━━ Data listing

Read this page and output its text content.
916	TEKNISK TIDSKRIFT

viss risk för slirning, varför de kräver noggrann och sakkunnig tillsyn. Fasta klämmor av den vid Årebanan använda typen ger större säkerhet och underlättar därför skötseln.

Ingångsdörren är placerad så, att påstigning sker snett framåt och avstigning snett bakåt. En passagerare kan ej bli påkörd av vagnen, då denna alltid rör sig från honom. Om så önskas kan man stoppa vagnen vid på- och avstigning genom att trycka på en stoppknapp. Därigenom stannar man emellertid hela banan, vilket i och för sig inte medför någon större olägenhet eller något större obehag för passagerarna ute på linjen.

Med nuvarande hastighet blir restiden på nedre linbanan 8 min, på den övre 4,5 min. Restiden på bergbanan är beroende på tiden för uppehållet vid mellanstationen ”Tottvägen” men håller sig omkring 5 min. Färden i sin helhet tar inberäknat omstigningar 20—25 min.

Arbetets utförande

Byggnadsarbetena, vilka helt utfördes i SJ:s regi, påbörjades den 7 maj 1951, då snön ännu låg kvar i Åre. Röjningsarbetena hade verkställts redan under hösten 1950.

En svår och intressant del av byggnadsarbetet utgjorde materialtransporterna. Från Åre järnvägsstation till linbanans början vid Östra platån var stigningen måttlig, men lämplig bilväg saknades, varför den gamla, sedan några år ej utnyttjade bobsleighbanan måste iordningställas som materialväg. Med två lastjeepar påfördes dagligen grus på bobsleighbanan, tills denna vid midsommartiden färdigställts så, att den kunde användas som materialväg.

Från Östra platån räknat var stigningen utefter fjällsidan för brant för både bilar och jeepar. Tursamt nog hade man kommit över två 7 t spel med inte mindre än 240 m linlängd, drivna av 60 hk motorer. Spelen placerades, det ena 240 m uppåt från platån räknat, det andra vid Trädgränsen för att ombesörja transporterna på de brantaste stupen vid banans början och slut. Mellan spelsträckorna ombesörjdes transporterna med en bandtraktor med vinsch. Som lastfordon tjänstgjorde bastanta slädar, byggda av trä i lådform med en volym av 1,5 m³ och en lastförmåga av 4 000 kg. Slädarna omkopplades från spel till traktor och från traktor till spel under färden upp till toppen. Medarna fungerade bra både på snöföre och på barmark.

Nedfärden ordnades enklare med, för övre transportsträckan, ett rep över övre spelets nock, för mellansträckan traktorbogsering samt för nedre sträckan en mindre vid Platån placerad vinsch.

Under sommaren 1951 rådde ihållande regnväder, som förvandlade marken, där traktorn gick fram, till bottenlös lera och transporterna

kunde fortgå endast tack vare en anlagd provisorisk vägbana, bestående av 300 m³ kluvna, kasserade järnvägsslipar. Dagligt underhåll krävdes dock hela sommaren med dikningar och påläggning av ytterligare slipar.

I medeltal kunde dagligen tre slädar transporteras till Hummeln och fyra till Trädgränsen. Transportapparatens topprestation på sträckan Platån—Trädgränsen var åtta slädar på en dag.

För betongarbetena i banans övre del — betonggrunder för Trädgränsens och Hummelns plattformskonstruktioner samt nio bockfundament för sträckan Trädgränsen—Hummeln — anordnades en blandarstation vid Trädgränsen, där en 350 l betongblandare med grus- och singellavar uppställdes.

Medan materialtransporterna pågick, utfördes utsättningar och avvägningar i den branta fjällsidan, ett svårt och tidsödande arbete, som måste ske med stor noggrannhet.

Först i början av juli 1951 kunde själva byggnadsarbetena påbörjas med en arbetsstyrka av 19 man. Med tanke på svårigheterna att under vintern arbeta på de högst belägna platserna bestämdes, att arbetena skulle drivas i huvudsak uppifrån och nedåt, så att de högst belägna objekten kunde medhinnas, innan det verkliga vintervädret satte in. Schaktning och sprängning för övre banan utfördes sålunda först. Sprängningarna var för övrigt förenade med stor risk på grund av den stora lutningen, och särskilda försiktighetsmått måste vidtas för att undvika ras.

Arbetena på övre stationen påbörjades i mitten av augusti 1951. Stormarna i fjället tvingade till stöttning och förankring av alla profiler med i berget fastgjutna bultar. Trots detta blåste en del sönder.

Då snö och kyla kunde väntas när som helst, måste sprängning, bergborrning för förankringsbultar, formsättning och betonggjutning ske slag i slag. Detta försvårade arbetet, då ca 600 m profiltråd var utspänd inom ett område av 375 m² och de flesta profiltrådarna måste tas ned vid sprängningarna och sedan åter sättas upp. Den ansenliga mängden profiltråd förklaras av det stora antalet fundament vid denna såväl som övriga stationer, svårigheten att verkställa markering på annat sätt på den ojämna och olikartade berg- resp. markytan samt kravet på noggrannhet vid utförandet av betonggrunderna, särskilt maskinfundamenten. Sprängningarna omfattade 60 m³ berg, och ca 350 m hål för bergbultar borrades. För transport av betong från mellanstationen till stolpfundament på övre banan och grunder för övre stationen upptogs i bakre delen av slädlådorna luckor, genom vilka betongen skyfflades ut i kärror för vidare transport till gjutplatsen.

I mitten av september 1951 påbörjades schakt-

━━━━
━━ Data listing

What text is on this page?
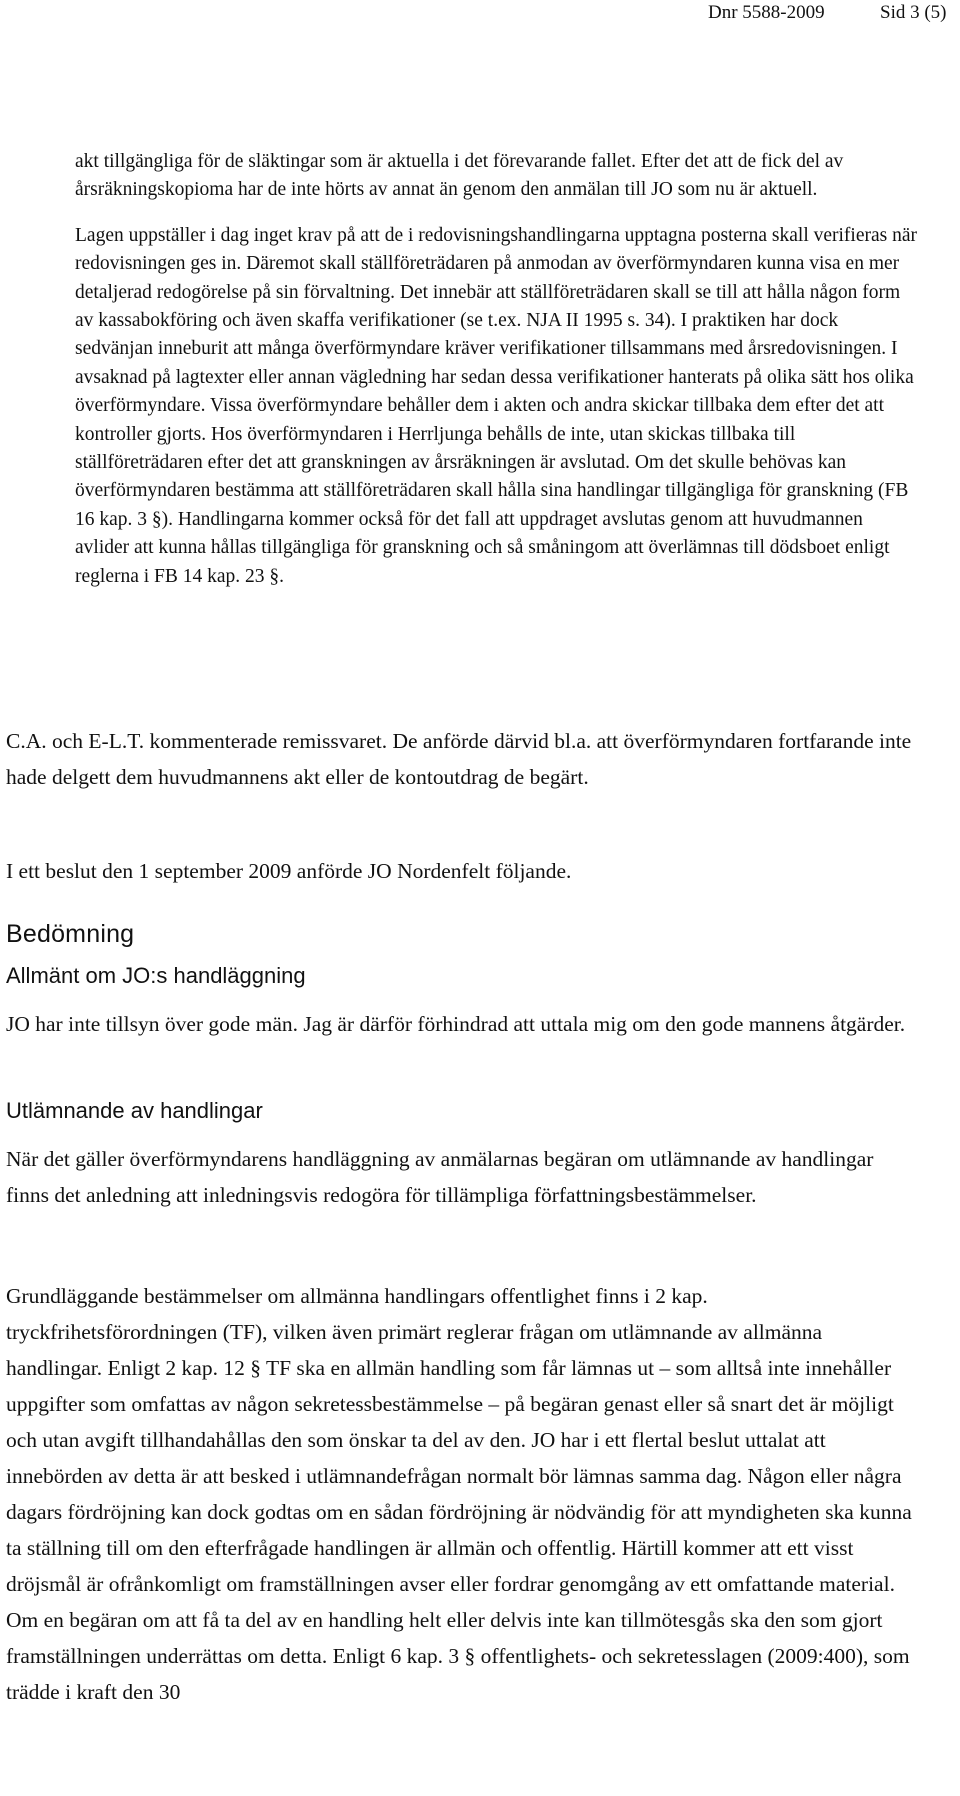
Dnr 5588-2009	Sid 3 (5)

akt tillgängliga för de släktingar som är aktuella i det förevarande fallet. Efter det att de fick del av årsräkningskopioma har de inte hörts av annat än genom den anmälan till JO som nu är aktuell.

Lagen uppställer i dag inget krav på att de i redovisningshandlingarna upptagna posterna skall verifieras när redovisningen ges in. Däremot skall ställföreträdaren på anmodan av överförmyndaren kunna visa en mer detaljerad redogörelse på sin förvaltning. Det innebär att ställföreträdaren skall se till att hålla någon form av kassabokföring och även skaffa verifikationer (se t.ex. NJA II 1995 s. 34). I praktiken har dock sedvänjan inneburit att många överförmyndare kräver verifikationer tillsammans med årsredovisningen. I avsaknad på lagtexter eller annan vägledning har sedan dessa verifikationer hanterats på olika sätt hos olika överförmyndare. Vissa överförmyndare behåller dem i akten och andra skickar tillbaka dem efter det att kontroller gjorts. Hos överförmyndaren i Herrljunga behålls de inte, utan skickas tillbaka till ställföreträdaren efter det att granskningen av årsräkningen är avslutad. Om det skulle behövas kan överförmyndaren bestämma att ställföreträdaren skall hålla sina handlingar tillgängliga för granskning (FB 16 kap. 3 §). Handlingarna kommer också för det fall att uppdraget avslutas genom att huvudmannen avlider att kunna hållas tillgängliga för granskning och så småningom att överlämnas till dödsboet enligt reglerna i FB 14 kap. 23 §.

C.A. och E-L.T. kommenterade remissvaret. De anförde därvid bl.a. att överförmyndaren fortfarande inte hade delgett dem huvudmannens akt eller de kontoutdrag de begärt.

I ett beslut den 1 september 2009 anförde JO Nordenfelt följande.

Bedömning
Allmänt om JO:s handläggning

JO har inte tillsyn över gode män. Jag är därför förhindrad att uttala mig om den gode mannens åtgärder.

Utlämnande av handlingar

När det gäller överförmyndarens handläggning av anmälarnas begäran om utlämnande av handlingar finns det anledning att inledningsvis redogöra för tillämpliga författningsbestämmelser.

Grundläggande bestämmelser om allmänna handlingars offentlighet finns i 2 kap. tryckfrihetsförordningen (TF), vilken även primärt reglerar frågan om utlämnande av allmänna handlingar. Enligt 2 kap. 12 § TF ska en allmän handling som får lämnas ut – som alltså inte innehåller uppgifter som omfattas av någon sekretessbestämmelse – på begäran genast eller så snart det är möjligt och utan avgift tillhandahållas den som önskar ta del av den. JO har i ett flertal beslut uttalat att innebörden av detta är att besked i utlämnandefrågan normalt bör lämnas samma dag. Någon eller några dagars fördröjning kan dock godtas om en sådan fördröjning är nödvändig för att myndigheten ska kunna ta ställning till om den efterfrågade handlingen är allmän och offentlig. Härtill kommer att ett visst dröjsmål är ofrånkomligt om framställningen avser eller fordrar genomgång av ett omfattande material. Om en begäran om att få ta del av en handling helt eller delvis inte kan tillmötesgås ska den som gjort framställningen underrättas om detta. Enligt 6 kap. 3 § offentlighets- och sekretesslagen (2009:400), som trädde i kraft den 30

━━━━
━━ Data listing

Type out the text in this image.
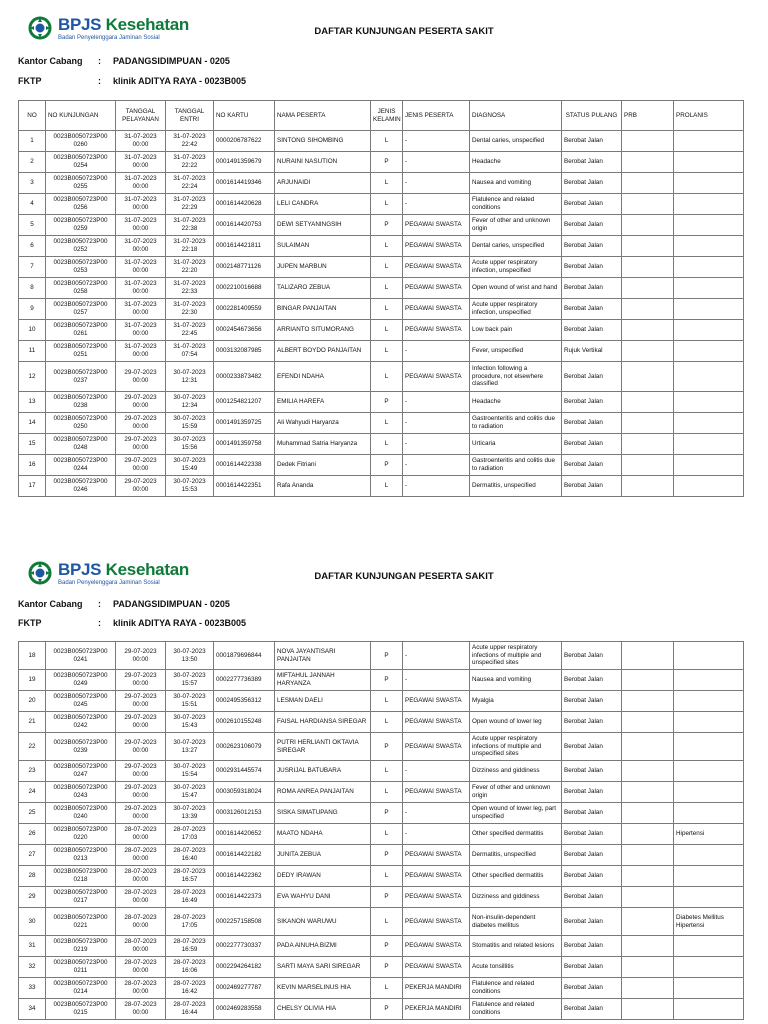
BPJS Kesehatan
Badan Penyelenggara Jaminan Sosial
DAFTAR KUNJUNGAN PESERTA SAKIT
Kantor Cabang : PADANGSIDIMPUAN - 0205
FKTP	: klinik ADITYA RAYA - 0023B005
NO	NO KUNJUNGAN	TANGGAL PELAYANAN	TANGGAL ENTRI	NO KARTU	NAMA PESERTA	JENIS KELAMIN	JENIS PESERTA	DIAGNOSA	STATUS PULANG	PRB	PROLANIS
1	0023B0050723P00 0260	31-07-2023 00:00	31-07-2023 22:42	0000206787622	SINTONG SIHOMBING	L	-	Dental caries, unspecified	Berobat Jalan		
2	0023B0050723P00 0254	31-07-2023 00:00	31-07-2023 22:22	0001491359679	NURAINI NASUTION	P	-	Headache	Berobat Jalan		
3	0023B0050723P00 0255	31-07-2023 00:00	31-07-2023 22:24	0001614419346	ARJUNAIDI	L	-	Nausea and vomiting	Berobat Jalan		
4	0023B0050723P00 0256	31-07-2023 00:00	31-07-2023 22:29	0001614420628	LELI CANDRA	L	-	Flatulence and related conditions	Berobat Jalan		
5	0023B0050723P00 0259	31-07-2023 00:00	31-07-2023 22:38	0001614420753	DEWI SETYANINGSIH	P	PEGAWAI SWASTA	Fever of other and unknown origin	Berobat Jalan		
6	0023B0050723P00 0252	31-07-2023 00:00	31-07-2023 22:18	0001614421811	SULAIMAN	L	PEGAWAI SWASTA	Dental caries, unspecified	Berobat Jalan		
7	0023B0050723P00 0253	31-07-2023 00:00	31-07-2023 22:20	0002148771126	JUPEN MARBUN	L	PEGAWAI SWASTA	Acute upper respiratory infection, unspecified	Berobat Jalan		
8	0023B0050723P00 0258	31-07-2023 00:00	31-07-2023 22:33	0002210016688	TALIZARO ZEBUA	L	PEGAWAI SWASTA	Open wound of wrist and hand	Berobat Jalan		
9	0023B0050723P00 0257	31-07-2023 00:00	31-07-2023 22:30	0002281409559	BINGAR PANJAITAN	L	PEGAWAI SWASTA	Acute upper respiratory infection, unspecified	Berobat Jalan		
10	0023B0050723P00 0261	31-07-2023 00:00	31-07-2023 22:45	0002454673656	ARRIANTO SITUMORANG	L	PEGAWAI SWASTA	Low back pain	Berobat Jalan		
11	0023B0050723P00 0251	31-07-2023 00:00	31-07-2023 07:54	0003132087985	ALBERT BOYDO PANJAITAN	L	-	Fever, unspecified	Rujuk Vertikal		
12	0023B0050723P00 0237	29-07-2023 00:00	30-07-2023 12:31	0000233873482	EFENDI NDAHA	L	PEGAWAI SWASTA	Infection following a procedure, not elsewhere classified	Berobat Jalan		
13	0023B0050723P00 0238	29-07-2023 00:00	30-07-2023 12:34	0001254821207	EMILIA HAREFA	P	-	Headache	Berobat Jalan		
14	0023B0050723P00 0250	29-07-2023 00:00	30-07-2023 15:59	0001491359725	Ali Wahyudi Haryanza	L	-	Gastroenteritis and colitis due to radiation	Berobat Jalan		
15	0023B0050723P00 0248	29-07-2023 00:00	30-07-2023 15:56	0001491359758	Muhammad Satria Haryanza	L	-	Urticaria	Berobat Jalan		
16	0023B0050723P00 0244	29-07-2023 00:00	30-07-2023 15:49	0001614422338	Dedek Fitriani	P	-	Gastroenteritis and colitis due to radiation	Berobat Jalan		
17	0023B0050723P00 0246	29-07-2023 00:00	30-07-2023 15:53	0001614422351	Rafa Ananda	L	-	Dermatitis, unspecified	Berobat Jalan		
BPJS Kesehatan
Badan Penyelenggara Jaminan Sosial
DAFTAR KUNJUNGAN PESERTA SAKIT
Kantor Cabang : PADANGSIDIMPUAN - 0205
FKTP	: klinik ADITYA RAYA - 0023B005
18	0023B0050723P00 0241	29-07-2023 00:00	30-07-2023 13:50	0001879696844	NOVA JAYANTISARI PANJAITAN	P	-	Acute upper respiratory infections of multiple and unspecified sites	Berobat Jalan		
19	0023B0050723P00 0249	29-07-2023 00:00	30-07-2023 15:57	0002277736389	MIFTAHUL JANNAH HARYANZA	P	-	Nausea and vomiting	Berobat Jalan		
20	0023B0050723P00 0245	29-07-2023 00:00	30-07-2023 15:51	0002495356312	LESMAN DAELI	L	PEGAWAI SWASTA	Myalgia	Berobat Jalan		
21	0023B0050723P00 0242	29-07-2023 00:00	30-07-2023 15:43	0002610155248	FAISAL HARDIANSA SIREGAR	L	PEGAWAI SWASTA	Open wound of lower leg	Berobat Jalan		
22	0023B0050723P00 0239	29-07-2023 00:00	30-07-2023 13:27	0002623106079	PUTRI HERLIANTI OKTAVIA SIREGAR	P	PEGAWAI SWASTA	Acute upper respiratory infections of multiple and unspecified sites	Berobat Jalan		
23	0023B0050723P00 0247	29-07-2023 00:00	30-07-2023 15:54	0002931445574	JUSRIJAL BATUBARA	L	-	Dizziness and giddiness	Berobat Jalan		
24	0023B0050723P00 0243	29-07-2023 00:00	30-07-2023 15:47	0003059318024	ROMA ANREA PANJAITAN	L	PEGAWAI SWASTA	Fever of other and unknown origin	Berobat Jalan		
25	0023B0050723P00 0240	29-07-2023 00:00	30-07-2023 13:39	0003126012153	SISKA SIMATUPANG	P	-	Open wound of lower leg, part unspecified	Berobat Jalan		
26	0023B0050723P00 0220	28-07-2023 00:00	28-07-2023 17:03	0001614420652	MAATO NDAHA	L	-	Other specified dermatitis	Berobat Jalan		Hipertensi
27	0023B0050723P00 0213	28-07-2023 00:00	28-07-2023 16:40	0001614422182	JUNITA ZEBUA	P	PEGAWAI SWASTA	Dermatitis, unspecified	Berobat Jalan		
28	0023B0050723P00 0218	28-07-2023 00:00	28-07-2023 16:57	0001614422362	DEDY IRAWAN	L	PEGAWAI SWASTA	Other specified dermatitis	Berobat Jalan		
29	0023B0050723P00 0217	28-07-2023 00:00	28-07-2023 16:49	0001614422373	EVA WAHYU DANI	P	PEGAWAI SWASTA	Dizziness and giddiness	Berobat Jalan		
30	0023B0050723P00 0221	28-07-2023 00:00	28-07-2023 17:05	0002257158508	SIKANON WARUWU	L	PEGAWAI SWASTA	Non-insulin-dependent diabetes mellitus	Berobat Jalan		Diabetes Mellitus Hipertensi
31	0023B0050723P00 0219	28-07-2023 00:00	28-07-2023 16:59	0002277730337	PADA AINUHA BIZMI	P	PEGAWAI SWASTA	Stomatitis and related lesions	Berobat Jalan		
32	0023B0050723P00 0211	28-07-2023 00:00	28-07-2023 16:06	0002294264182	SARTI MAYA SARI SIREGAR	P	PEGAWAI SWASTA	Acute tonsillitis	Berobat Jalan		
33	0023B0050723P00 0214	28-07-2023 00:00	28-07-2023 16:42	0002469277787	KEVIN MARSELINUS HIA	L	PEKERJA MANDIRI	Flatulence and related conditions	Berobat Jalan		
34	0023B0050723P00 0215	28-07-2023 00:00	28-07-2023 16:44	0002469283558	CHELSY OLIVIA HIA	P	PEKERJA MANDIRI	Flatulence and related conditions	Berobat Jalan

━━━━

Among the records, find the lines that contain "sites" and copy each of them.

Problem solution:
18	0023B0050723P00 0241	29-07-2023 00:00	30-07-2023 13:50	0001879696844	NOVA JAYANTISARI PANJAITAN	P	-	Acute upper respiratory infections of multiple and unspecified sites	Berobat Jalan		
22	0023B0050723P00 0239	29-07-2023 00:00	30-07-2023 13:27	0002623106079	PUTRI HERLIANTI OKTAVIA SIREGAR	P	PEGAWAI SWASTA	Acute upper respiratory infections of multiple and unspecified sites	Berobat Jalan		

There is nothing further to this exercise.